= GOAL =
Determine the number of lines that contain the word "vyvolá", then state that number and nothing more.

= EXTRACTED RECORDS =
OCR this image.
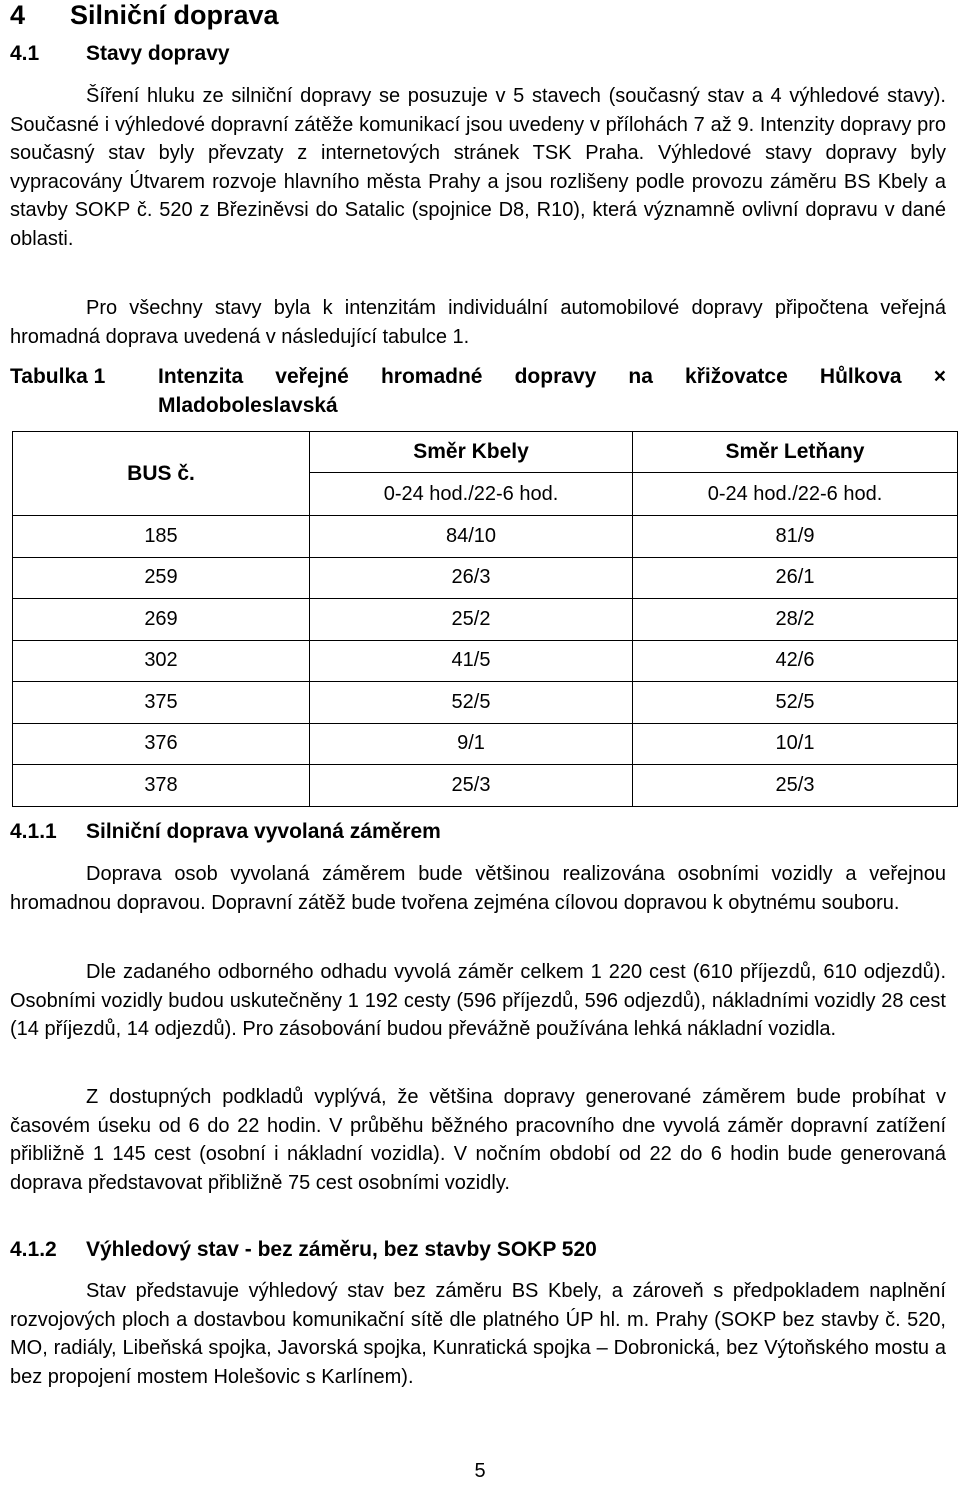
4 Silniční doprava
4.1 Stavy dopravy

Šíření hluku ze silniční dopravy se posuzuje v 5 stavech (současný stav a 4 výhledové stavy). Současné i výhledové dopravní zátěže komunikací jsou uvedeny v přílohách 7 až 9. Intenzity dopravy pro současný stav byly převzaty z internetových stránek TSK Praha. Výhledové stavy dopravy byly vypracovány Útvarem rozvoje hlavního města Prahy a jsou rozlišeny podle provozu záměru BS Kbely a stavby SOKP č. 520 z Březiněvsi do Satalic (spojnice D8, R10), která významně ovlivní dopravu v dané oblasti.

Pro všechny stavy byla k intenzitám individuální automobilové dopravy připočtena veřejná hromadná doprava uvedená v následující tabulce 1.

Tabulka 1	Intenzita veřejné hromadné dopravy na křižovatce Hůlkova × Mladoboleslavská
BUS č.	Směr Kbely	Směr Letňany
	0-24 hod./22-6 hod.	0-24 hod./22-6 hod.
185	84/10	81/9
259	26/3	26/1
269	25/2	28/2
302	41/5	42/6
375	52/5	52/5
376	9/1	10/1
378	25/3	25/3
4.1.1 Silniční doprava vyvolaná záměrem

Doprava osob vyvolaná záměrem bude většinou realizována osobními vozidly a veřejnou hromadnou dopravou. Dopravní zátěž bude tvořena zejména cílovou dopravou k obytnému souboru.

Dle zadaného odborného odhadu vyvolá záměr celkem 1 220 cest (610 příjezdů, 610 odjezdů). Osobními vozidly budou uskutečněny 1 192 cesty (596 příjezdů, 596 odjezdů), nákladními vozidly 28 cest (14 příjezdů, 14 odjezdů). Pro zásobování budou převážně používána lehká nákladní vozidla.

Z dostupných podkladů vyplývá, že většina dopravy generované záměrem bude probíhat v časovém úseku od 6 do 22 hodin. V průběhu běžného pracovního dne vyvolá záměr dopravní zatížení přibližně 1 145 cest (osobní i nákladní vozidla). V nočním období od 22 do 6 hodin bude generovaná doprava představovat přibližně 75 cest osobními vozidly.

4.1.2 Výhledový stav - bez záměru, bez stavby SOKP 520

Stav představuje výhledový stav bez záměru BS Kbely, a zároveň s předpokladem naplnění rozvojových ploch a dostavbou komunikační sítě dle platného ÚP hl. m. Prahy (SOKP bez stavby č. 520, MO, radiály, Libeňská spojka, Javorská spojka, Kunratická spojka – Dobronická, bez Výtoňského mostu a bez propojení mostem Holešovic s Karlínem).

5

---

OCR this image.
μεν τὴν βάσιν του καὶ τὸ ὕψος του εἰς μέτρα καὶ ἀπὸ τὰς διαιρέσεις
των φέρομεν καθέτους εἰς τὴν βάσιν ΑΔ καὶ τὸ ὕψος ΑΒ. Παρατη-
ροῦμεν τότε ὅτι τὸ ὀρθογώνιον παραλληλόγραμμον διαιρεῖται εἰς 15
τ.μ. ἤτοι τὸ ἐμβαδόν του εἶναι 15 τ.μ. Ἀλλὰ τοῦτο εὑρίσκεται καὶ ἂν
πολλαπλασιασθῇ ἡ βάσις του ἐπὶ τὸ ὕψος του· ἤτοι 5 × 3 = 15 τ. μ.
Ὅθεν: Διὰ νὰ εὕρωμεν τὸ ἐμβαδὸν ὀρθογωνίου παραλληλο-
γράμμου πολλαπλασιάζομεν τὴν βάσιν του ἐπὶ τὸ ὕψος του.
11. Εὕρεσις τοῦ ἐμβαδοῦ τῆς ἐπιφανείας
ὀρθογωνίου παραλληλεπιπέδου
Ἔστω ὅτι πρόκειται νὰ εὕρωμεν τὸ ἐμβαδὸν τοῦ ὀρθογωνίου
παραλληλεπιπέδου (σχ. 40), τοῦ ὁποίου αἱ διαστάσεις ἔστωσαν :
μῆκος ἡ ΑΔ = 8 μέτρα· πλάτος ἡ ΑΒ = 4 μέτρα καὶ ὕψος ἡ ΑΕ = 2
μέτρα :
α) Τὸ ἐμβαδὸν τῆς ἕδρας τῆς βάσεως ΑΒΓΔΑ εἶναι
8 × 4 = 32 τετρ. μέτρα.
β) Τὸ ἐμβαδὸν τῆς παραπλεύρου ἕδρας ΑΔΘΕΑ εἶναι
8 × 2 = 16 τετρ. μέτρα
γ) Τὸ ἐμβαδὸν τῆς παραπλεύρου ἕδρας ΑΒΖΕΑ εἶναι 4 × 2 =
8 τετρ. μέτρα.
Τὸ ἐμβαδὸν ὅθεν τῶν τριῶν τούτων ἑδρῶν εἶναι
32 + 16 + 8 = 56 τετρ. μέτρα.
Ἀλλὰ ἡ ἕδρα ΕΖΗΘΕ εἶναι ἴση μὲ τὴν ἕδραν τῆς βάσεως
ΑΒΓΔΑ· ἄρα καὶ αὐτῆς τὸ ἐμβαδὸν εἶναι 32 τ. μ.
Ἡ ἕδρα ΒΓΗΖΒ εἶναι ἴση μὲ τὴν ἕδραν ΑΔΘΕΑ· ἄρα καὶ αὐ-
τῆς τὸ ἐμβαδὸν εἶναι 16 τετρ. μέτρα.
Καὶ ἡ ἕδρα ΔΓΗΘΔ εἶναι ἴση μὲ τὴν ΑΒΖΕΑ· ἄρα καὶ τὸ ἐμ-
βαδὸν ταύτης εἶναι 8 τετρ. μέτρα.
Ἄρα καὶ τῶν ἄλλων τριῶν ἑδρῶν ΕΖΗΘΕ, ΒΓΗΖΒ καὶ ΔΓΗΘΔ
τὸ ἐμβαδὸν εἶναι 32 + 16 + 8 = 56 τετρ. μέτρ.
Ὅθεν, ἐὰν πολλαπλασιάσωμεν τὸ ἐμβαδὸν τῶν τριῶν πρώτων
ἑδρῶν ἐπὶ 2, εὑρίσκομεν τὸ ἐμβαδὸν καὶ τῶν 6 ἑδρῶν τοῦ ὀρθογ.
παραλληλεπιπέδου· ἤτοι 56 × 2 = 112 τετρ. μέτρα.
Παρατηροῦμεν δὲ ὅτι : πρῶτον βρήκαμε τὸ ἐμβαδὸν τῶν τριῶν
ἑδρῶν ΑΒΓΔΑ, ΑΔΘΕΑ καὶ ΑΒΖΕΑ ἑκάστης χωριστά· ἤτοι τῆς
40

--

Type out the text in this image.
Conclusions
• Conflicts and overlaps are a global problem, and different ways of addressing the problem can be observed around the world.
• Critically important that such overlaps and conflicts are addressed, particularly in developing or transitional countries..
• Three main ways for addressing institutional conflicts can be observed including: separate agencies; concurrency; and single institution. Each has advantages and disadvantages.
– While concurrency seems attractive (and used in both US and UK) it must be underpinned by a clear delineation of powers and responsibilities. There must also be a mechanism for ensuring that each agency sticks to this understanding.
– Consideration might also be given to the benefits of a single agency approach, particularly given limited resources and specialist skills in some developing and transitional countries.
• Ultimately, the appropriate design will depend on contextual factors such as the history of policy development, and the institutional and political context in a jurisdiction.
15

= FULL ANSWER =
2